• OBJECTIVE
Copy all of the records below word for word, leaving out the pictures.

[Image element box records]
_ _ _ _

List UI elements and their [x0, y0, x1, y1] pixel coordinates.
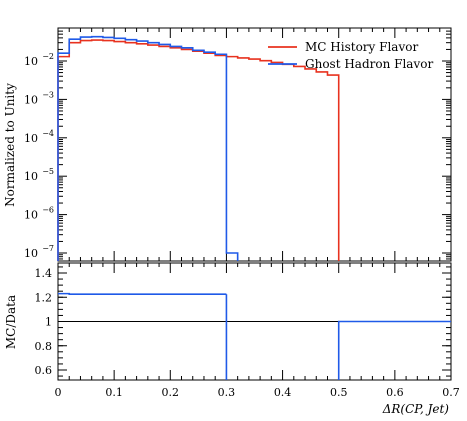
legend: MC History Flavor Ghost Hadron Flavor — [268, 40, 433, 71]
main-y-tick-exponent: −7 — [42, 244, 54, 253]
main-y-tick-label: 10 — [24, 93, 38, 106]
main-y-tick-exponent: −6 — [42, 206, 54, 215]
ratio-x-tick-label: 0.2 — [162, 386, 180, 399]
ratio-y-tick-label: 0.8 — [35, 340, 53, 353]
ratio-y-tick-label: 1.4 — [35, 267, 53, 280]
main-y-tick-exponent: −3 — [42, 90, 54, 99]
ratio-x-tick-label: 0.4 — [274, 386, 292, 399]
main-y-tick-label: 10 — [24, 170, 38, 183]
main-y-tick-label: 10 — [24, 132, 38, 145]
main-y-axis-title: Normalized to Unity — [3, 83, 17, 207]
main-y-tick-exponent: −4 — [42, 129, 54, 138]
ratio-series-segment — [337, 320, 451, 380]
main-y-tick-exponent: −2 — [42, 52, 54, 61]
ratio-series-segment — [58, 292, 227, 296]
x-axis-title: ΔR(CP, Jet) — [382, 402, 450, 416]
main-panel: 10 −7 10 −6 10 −5 10 −4 10 −3 10 −2 Normalized to U… — [3, 27, 452, 262]
ratio-x-tick-label: 0.1 — [105, 386, 123, 399]
ratio-y-tick-label: 1.2 — [35, 291, 53, 304]
ratio-x-tick-label: 0.6 — [386, 386, 404, 399]
main-y-tick-exponent: −5 — [42, 167, 54, 176]
ratio-x-tick-label: 0 — [55, 386, 62, 399]
ratio-y-tick-label: 1 — [45, 316, 52, 329]
ratio-x-tick-label: 0.7 — [442, 386, 460, 399]
main-y-tick-label: 10 — [24, 55, 38, 68]
series-mc-history-flavor — [57, 39, 340, 261]
legend-label-ghost-hadron-flavor: Ghost Hadron Flavor — [305, 57, 433, 71]
ratio-panel: 0.6 0.8 1 1.2 1.4 0 0.1 0.2 0.3 0.4 0.5 0.6 0.7 MC/D… — [4, 262, 460, 416]
main-y-tick-label: 10 — [24, 247, 38, 260]
main-y-tick-label: 10 — [24, 209, 38, 222]
legend-label-mc-history-flavor: MC History Flavor — [305, 40, 418, 54]
ratio-x-tick-label: 0.3 — [218, 386, 236, 399]
series-ghost-hadron-flavor — [57, 35, 239, 261]
ratio-y-tick-label: 0.6 — [35, 364, 53, 377]
ratio-y-axis-title: MC/Data — [4, 295, 18, 349]
ratio-x-tick-label: 0.5 — [330, 386, 348, 399]
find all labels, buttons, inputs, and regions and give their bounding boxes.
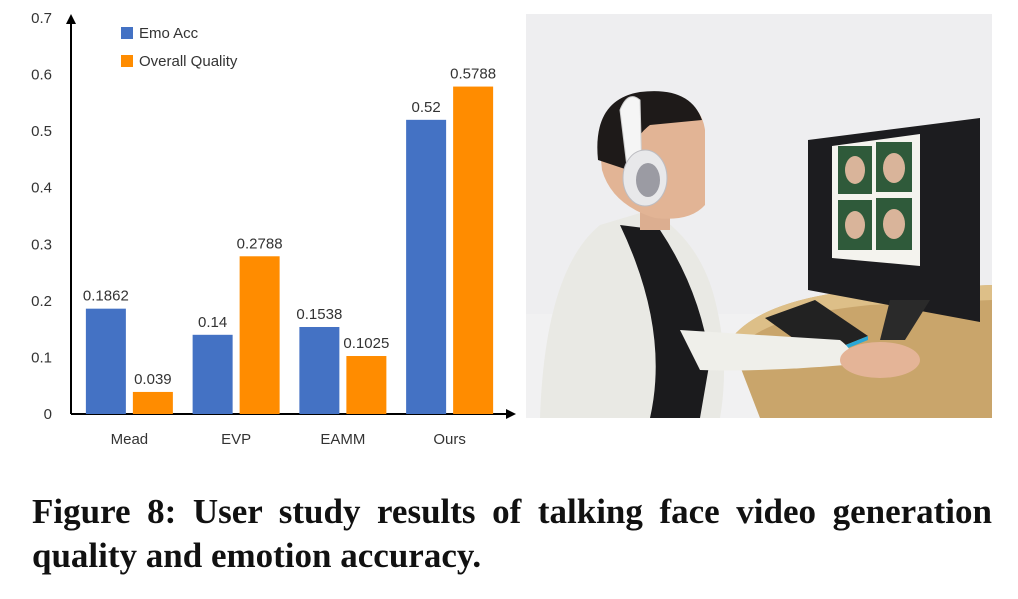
data-label: 0.1862	[83, 288, 129, 305]
y-tick-label: 0.5	[31, 123, 52, 140]
monitor	[808, 118, 980, 340]
data-label: 0.5788	[450, 66, 496, 83]
x-tick-label: EAMM	[320, 431, 365, 448]
y-tick-label: 0.3	[31, 236, 52, 253]
x-axis-arrow	[506, 409, 516, 419]
x-tick-label: Mead	[111, 431, 149, 448]
figure-caption: Figure 8: User study results of talking …	[32, 492, 992, 575]
y-tick-label: 0.2	[31, 293, 52, 310]
person	[540, 91, 920, 418]
data-label: 0.1538	[296, 306, 342, 323]
y-tick-label: 0.6	[31, 67, 52, 84]
y-tick-label: 0.7	[31, 10, 52, 27]
bar	[346, 356, 387, 414]
bar	[85, 308, 126, 414]
data-label: 0.52	[412, 99, 441, 116]
data-label: 0.1025	[343, 335, 389, 352]
bar	[453, 86, 494, 414]
bar	[239, 256, 280, 414]
y-tick-label: 0.4	[31, 180, 52, 197]
bar-chart: 0 0.1 0.2 0.3 0.4 0.5 0.6 0.7 0.1862 0.039 Mead 0.1…	[31, 10, 516, 448]
bar	[192, 334, 233, 414]
data-label: 0.039	[134, 371, 172, 388]
bar	[132, 391, 173, 414]
legend-swatch	[121, 55, 133, 67]
y-axis-arrow	[66, 14, 76, 24]
x-tick-label: Ours	[433, 431, 466, 448]
user-study-photo	[526, 14, 992, 418]
y-tick-label: 0.1	[31, 349, 52, 366]
bar	[299, 326, 340, 414]
legend-label: Emo Acc	[139, 25, 199, 42]
legend-swatch	[121, 27, 133, 39]
x-tick-label: EVP	[221, 431, 251, 448]
data-label: 0.2788	[237, 235, 283, 252]
bar	[406, 119, 447, 414]
data-label: 0.14	[198, 314, 227, 331]
y-tick-label: 0	[44, 406, 52, 423]
legend-label: Overall Quality	[139, 53, 238, 70]
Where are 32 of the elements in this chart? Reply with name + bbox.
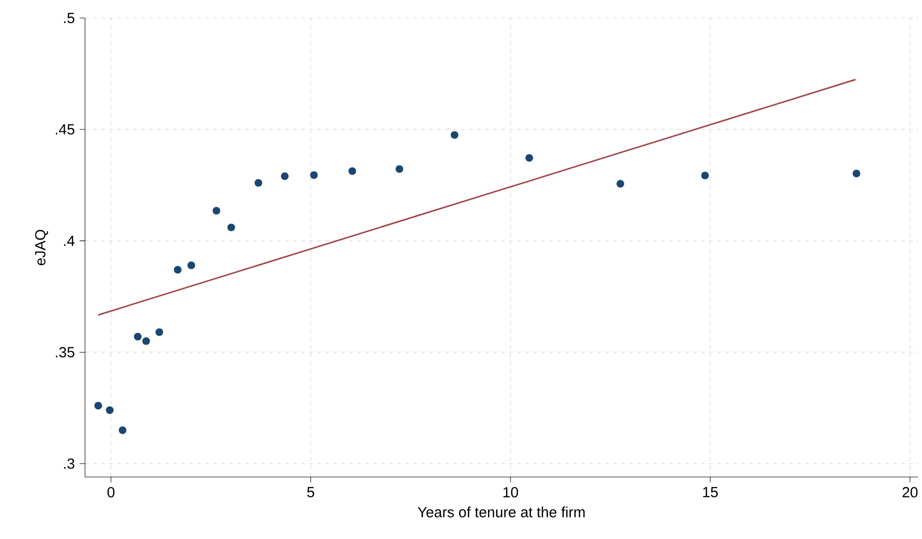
x-tick-label: 10 xyxy=(503,487,518,498)
point xyxy=(348,166,356,176)
point xyxy=(525,154,534,162)
point xyxy=(280,172,289,180)
point xyxy=(616,180,625,188)
x-tick-label: 15 xyxy=(703,487,718,498)
point xyxy=(212,206,221,215)
y-tick-label: .5 xyxy=(64,12,74,24)
x-tick-label: 5 xyxy=(307,487,314,498)
point xyxy=(310,170,318,180)
y-tick-label: .45 xyxy=(56,124,74,135)
point xyxy=(187,261,196,270)
point xyxy=(450,130,459,140)
point xyxy=(395,164,404,174)
x-axis-title: Years of tenure at the firm xyxy=(418,506,585,518)
point xyxy=(227,223,236,232)
y-tick-label: .4 xyxy=(64,236,75,246)
point xyxy=(852,169,861,178)
point xyxy=(142,336,150,346)
y-tick-label: .3 xyxy=(64,458,74,469)
point xyxy=(106,406,114,414)
point xyxy=(118,426,127,434)
point xyxy=(173,266,182,274)
point xyxy=(700,171,710,180)
point xyxy=(155,328,164,336)
y-axis-title: eJAQ xyxy=(35,230,48,266)
x-tick-label: 20 xyxy=(902,487,918,498)
x-tick-label: 0 xyxy=(107,487,114,498)
y-tick-label: .35 xyxy=(56,347,74,358)
point xyxy=(134,332,142,341)
point xyxy=(94,401,102,410)
point xyxy=(254,178,263,188)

_ _ _ _

• THE ANSWER
List UI elements and their [x0, y0, x1, y1] pixel coordinates.
legend: MC History Flavor Ghost Hadron Flavor — [268, 40, 433, 71]
main-y-tick-exponent: −7 — [42, 244, 54, 253]
main-y-tick-label: 10 — [24, 93, 38, 106]
main-y-tick-exponent: −6 — [42, 206, 54, 215]
ratio-x-tick-label: 0.2 — [162, 386, 180, 399]
ratio-y-tick-label: 0.8 — [35, 340, 53, 353]
ratio-y-tick-label: 1.4 — [35, 267, 53, 280]
main-y-tick-exponent: −3 — [42, 90, 54, 99]
ratio-x-tick-label: 0.4 — [274, 386, 292, 399]
main-y-tick-label: 10 — [24, 170, 38, 183]
main-y-tick-label: 10 — [24, 132, 38, 145]
main-y-axis-title: Normalized to Unity — [3, 83, 17, 207]
main-y-tick-exponent: −4 — [42, 129, 54, 138]
ratio-series-segment — [337, 320, 451, 380]
main-y-tick-exponent: −2 — [42, 52, 54, 61]
ratio-series-segment — [58, 292, 227, 296]
x-axis-title: ΔR(CP, Jet) — [382, 402, 450, 416]
main-panel: 10 −7 10 −6 10 −5 10 −4 10 −3 10 −2 Normalized to U… — [3, 27, 452, 262]
ratio-x-tick-label: 0.1 — [105, 386, 123, 399]
ratio-y-tick-label: 1.2 — [35, 291, 53, 304]
ratio-x-tick-label: 0.6 — [386, 386, 404, 399]
main-y-tick-exponent: −5 — [42, 167, 54, 176]
ratio-x-tick-label: 0 — [55, 386, 62, 399]
ratio-y-tick-label: 1 — [45, 316, 52, 329]
ratio-x-tick-label: 0.7 — [442, 386, 460, 399]
main-y-tick-label: 10 — [24, 55, 38, 68]
series-mc-history-flavor — [57, 39, 340, 261]
legend-label-ghost-hadron-flavor: Ghost Hadron Flavor — [305, 57, 433, 71]
ratio-panel: 0.6 0.8 1 1.2 1.4 0 0.1 0.2 0.3 0.4 0.5 0.6 0.7 MC/D… — [4, 262, 460, 416]
main-y-tick-label: 10 — [24, 247, 38, 260]
main-y-tick-label: 10 — [24, 209, 38, 222]
legend-label-mc-history-flavor: MC History Flavor — [305, 40, 418, 54]
ratio-x-tick-label: 0.3 — [218, 386, 236, 399]
series-ghost-hadron-flavor — [57, 35, 239, 261]
ratio-y-tick-label: 0.6 — [35, 364, 53, 377]
ratio-y-axis-title: MC/Data — [4, 295, 18, 349]
ratio-x-tick-label: 0.5 — [330, 386, 348, 399]
find all labels, buttons, inputs, and regions and give their bounding boxes.
data-label: 0.1862	[83, 288, 129, 305]
y-tick-label: 0.5	[31, 123, 52, 140]
monitor	[808, 118, 980, 340]
data-label: 0.5788	[450, 66, 496, 83]
x-tick-label: EAMM	[320, 431, 365, 448]
y-tick-label: 0.3	[31, 236, 52, 253]
x-axis-arrow	[506, 409, 516, 419]
x-tick-label: Mead	[111, 431, 149, 448]
figure-caption: Figure 8: User study results of talking …	[32, 492, 992, 575]
y-tick-label: 0.2	[31, 293, 52, 310]
person	[540, 91, 920, 418]
data-label: 0.1538	[296, 306, 342, 323]
y-tick-label: 0.6	[31, 67, 52, 84]
y-tick-label: 0.7	[31, 10, 52, 27]
bar	[346, 356, 387, 414]
bar	[85, 308, 126, 414]
data-label: 0.52	[412, 99, 441, 116]
data-label: 0.1025	[343, 335, 389, 352]
bar	[453, 86, 494, 414]
bar	[239, 256, 280, 414]
y-tick-label: 0.4	[31, 180, 52, 197]
bar-chart: 0 0.1 0.2 0.3 0.4 0.5 0.6 0.7 0.1862 0.039 Mead 0.1…	[31, 10, 516, 448]
bar	[192, 334, 233, 414]
data-label: 0.039	[134, 371, 172, 388]
bar	[132, 391, 173, 414]
legend-swatch	[121, 55, 133, 67]
y-axis-arrow	[66, 14, 76, 24]
x-tick-label: Ours	[433, 431, 466, 448]
user-study-photo	[526, 14, 992, 418]
y-tick-label: 0.1	[31, 349, 52, 366]
bar	[299, 326, 340, 414]
legend-label: Emo Acc	[139, 25, 199, 42]
legend-swatch	[121, 27, 133, 39]
x-tick-label: EVP	[221, 431, 251, 448]
data-label: 0.2788	[237, 235, 283, 252]
bar	[406, 119, 447, 414]
data-label: 0.14	[198, 314, 227, 331]
y-tick-label: 0	[44, 406, 52, 423]
legend-label: Overall Quality	[139, 53, 238, 70]
Where are 32 of the elements in this chart? Reply with name + bbox.
x-tick-label: 10 xyxy=(503,487,518,498)
point xyxy=(348,166,356,176)
point xyxy=(525,154,534,162)
point xyxy=(280,172,289,180)
point xyxy=(616,180,625,188)
x-tick-label: 15 xyxy=(703,487,718,498)
point xyxy=(212,206,221,215)
y-tick-label: .5 xyxy=(64,12,74,24)
x-tick-label: 5 xyxy=(307,487,314,498)
point xyxy=(310,170,318,180)
y-tick-label: .45 xyxy=(56,124,74,135)
point xyxy=(187,261,196,270)
point xyxy=(450,130,459,140)
point xyxy=(395,164,404,174)
x-axis-title: Years of tenure at the firm xyxy=(418,506,585,518)
point xyxy=(227,223,236,232)
y-tick-label: .4 xyxy=(64,236,75,246)
point xyxy=(852,169,861,178)
point xyxy=(142,336,150,346)
y-tick-label: .3 xyxy=(64,458,74,469)
point xyxy=(106,406,114,414)
point xyxy=(118,426,127,434)
point xyxy=(173,266,182,274)
point xyxy=(700,171,710,180)
point xyxy=(155,328,164,336)
y-axis-title: eJAQ xyxy=(35,230,48,266)
x-tick-label: 20 xyxy=(902,487,918,498)
x-tick-label: 0 xyxy=(107,487,114,498)
y-tick-label: .35 xyxy=(56,347,74,358)
point xyxy=(134,332,142,341)
point xyxy=(94,401,102,410)
point xyxy=(254,178,263,188)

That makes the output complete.